▶ [Given exercise]: Gather every line of the entries that includes the word "state".

▶ [Data entries]:
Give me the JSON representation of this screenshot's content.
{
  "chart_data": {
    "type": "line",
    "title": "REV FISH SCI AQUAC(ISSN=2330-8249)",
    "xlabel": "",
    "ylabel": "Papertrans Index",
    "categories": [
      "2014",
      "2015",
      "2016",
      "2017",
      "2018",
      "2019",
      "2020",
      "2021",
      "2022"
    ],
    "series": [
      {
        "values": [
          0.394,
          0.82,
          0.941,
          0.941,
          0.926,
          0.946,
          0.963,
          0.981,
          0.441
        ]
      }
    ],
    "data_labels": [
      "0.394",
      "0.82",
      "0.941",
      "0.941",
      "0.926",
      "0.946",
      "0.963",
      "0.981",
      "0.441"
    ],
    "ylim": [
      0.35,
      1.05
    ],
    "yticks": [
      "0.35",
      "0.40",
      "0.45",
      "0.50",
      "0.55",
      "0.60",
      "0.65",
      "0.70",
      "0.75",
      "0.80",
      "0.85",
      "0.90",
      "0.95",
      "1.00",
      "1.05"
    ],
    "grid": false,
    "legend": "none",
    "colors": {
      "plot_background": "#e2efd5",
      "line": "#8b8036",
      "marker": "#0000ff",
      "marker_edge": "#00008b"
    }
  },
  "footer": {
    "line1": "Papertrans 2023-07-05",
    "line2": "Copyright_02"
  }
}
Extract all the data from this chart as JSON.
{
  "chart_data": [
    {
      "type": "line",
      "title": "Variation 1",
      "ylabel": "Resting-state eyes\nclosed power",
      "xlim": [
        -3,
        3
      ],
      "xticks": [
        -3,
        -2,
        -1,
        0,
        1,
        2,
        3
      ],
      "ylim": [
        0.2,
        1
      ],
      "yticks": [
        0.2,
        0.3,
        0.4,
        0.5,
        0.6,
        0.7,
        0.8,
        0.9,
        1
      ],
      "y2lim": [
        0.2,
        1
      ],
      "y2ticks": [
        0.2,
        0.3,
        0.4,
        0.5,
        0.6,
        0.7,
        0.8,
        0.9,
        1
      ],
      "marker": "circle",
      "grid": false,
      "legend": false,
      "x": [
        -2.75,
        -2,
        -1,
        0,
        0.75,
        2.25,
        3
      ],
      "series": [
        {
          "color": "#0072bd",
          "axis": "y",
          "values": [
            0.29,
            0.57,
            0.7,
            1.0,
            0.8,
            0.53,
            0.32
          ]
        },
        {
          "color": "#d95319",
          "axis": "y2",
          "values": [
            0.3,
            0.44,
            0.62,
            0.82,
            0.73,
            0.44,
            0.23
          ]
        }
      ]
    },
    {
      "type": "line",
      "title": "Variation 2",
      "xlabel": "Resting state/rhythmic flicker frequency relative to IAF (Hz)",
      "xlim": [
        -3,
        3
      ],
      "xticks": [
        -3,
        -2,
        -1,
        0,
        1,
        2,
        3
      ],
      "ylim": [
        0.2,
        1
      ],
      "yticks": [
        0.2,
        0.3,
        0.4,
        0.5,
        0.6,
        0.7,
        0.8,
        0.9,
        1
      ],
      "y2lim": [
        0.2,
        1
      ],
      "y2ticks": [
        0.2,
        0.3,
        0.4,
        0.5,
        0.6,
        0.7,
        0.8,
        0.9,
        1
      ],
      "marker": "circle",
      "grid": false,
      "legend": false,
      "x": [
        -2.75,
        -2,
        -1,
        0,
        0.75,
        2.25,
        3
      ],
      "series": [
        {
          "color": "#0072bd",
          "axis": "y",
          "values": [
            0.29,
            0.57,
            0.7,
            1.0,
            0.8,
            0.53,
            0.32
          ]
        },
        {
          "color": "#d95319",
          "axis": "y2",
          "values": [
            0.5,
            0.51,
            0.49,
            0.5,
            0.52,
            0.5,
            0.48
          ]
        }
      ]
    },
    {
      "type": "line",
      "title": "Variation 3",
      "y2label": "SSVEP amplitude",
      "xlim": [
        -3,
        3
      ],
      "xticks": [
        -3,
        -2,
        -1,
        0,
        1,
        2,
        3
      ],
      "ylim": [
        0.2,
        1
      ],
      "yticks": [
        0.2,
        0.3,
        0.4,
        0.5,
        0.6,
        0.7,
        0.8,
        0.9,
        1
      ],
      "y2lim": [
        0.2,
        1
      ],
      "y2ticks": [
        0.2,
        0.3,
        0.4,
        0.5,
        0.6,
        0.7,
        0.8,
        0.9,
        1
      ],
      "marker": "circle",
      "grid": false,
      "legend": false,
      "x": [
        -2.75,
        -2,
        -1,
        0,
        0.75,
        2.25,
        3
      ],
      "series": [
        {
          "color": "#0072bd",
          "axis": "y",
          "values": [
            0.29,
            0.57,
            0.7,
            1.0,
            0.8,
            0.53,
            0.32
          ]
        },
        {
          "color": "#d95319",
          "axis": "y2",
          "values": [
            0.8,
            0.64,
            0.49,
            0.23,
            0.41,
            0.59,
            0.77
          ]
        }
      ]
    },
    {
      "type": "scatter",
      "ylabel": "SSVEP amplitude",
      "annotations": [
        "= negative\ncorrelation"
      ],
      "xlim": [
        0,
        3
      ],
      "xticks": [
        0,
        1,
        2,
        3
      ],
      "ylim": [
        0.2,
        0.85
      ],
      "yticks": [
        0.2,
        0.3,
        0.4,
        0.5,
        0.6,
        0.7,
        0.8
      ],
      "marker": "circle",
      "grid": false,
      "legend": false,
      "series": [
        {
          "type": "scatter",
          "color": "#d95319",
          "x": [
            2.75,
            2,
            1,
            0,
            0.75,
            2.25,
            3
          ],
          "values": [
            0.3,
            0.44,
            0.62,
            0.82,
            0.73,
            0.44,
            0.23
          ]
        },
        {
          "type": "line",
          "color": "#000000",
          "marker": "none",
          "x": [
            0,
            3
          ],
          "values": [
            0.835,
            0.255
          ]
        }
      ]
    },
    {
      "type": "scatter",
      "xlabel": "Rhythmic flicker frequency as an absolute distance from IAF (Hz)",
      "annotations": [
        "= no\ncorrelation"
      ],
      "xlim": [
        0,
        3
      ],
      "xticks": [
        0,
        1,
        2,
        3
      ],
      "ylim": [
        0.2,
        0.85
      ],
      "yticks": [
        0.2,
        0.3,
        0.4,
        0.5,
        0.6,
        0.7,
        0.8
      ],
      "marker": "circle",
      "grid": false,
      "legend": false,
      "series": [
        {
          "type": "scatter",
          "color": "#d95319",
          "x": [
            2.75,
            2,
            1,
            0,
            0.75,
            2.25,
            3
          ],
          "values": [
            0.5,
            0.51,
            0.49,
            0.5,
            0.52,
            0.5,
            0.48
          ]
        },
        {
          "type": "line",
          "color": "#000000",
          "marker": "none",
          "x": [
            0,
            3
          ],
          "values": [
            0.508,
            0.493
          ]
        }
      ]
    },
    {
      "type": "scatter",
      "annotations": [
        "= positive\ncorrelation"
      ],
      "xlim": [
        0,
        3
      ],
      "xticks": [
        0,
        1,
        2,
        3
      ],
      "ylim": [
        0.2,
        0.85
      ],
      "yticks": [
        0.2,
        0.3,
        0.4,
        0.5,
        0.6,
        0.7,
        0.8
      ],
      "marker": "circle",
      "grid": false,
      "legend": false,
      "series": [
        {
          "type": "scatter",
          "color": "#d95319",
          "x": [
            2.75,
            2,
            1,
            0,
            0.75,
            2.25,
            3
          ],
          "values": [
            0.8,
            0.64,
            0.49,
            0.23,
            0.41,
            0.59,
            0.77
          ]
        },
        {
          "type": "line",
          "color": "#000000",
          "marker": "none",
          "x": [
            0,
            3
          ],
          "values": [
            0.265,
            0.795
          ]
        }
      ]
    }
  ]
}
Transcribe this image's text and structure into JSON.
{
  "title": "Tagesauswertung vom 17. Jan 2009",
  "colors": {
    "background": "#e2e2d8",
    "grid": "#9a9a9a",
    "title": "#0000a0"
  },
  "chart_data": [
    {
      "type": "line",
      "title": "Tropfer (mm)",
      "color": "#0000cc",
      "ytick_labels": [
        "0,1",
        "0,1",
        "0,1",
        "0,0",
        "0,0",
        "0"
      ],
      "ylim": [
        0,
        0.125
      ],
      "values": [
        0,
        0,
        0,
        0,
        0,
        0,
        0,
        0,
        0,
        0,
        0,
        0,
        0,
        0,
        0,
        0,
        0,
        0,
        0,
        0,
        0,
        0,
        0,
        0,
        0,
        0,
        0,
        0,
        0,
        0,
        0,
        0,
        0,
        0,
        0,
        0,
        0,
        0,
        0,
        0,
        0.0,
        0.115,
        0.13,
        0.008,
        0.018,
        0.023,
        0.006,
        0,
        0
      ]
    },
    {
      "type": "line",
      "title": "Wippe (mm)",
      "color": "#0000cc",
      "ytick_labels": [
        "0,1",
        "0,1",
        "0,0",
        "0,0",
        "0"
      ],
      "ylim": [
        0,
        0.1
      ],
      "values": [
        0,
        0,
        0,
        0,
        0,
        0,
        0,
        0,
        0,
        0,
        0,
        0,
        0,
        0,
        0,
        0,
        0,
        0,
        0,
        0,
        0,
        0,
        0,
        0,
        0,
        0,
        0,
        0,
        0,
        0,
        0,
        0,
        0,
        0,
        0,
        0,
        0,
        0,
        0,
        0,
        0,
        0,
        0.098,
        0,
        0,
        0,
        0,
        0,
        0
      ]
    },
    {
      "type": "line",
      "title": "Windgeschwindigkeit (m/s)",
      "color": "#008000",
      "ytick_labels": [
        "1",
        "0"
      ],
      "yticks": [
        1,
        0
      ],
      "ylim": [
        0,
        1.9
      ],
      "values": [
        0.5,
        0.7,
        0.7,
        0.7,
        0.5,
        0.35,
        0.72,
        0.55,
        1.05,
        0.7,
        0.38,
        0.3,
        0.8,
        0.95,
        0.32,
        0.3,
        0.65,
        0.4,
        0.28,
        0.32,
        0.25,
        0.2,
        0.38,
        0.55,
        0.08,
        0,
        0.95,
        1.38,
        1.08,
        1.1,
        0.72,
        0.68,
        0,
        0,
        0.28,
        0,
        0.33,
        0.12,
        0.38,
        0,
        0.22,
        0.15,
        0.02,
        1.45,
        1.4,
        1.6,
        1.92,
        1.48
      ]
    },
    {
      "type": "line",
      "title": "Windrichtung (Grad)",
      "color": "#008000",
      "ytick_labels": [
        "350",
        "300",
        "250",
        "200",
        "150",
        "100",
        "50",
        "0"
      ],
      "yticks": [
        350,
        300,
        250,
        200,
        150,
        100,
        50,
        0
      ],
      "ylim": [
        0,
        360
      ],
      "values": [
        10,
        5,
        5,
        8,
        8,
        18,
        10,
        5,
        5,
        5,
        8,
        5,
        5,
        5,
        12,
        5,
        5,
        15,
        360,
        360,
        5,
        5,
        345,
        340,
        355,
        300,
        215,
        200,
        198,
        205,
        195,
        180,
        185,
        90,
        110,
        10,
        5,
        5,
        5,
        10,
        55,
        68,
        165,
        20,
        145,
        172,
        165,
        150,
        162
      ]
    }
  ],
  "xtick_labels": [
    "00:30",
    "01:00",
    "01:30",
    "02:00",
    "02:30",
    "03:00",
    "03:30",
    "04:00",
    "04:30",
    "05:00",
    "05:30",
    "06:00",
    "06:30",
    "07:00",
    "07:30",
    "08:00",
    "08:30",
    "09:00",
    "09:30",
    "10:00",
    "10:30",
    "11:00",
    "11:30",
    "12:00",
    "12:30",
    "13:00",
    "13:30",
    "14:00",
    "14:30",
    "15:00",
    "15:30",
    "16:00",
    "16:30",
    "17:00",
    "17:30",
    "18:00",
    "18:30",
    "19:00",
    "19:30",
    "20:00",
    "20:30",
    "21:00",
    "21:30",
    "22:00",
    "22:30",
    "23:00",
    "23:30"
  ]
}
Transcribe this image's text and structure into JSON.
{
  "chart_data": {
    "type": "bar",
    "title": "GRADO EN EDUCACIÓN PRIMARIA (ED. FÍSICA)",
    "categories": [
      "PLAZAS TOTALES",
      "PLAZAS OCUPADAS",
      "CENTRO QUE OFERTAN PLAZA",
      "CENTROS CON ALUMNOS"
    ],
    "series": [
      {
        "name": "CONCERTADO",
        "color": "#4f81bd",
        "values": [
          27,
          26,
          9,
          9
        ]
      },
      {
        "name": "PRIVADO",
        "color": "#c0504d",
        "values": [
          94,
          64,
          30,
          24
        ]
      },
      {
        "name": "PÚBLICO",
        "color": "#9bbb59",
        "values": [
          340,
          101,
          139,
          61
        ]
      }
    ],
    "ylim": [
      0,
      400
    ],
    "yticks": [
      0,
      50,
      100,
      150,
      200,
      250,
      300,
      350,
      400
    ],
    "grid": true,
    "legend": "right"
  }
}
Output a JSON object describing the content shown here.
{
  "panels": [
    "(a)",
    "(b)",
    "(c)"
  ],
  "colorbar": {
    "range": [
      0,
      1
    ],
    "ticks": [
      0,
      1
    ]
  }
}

▶ [Correct response]:
      "ylabel": "Resting-state eyes\nclosed power",
      "xlabel": "Resting state/rhythmic flicker frequency relative to IAF (Hz)",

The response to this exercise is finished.